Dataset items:
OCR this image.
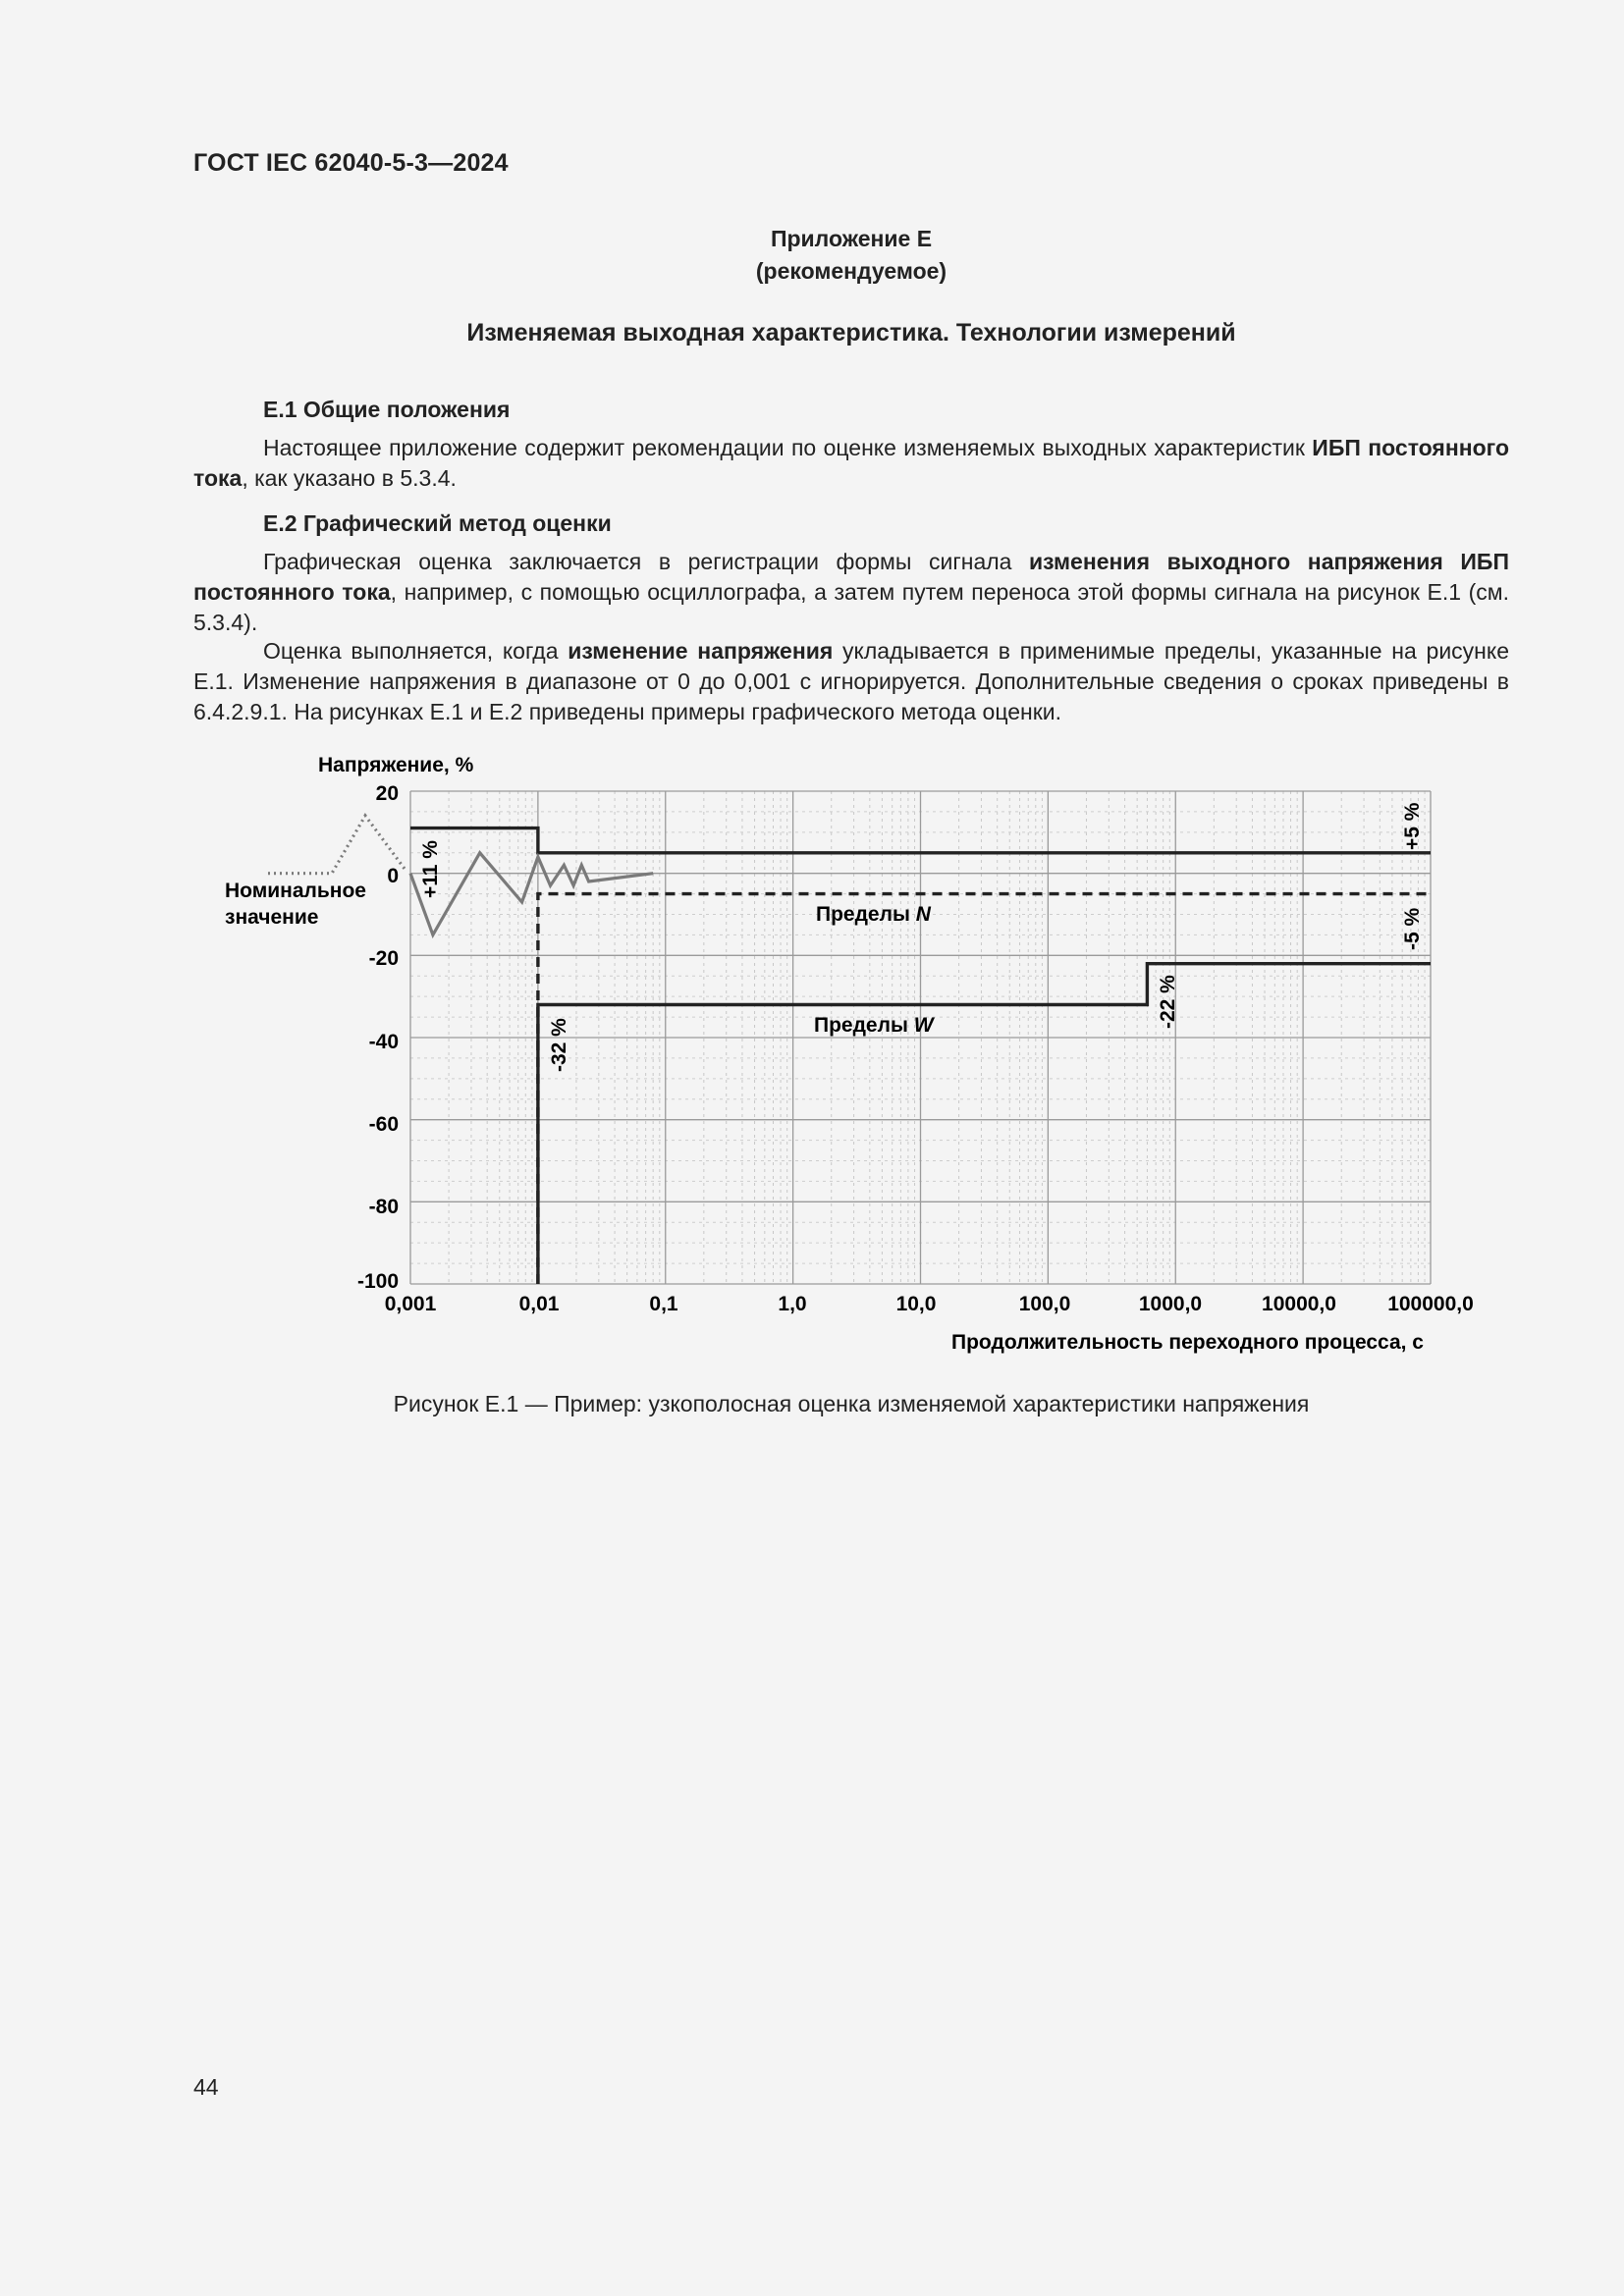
ГОСТ IEC 62040-5-3—2024
Приложение E
(рекомендуемое)
Изменяемая выходная характеристика. Технологии измерений
E.1 Общие положения
Настоящее приложение содержит рекомендации по оценке изменяемых выходных характеристик ИБП постоянного тока, как указано в 5.3.4.
E.2 Графический метод оценки
Графическая оценка заключается в регистрации формы сигнала изменения выходного напряжения ИБП постоянного тока, например, с помощью осциллографа, а затем путем переноса этой формы сигнала на рисунок E.1 (см. 5.3.4).
Оценка выполняется, когда изменение напряжения укладывается в применимые пределы, указанные на рисунке E.1. Изменение напряжения в диапазоне от 0 до 0,001 с игнорируется. Дополнительные сведения о сроках приведены в 6.4.2.9.1. На рисунках E.1 и E.2 приведены примеры графического метода оценки.
20
0
-20
-40
-60
-80
-100
0,001	0,01	0,1	1,0	10,0	100,0	1000,0	10000,0 100000,0
Напряжение, %
Продолжительность переходного процесса, с
Номинальное
значение	Пределы N
Пределы W
+11 %
+5 %
-5 %
-32 %
-22 %
Рисунок E.1 — Пример: узкополосная оценка изменяемой характеристики напряжения
44
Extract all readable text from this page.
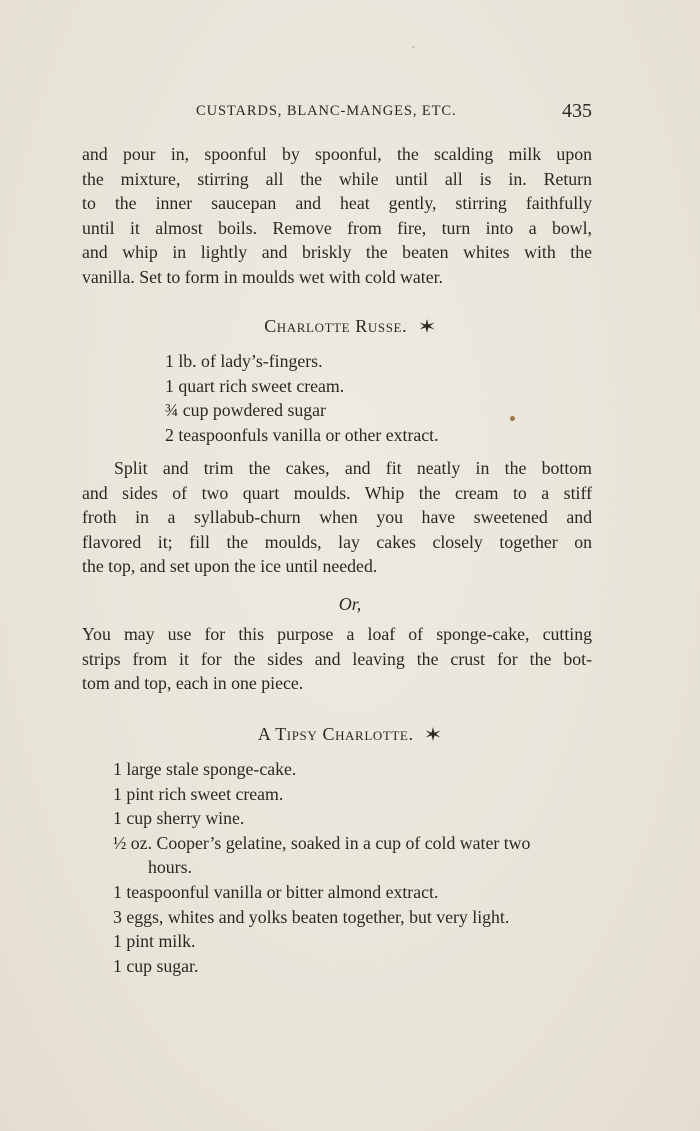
CUSTARDS, BLANC-MANGES, ETC.	435
and pour in, spoonful by spoonful, the scalding milk upon
the mixture, stirring all the while until all is in. Return
to the inner saucepan and heat gently, stirring faithfully
until it almost boils. Remove from fire, turn into a bowl,
and whip in lightly and briskly the beaten whites with the
vanilla. Set to form in moulds wet with cold water.
Charlotte Russe.
1 lb. of lady’s-fingers.
1 quart rich sweet cream.
¾ cup powdered sugar
2 teaspoonfuls vanilla or other extract.
Split and trim the cakes, and fit neatly in the bottom
and sides of two quart moulds. Whip the cream to a stiff
froth in a syllabub-churn when you have sweetened and
flavored it; fill the moulds, lay cakes closely together on
the top, and set upon the ice until needed.
Or,
You may use for this purpose a loaf of sponge-cake, cutting
strips from it for the sides and leaving the crust for the bot-
tom and top, each in one piece.
A Tipsy Charlotte.
1 large stale sponge-cake.
1 pint rich sweet cream.
1 cup sherry wine.
½ oz. Cooper’s gelatine, soaked in a cup of cold water two
hours.
1 teaspoonful vanilla or bitter almond extract.
3 eggs, whites and yolks beaten together, but very light.
1 pint milk.
1 cup sugar.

» Task goal: Return each line of the listing that holds the string "sides".

» Correct output:
and sides of two quart moulds. Whip the cream to a stiff
strips from it for the sides and leaving the crust for the bot-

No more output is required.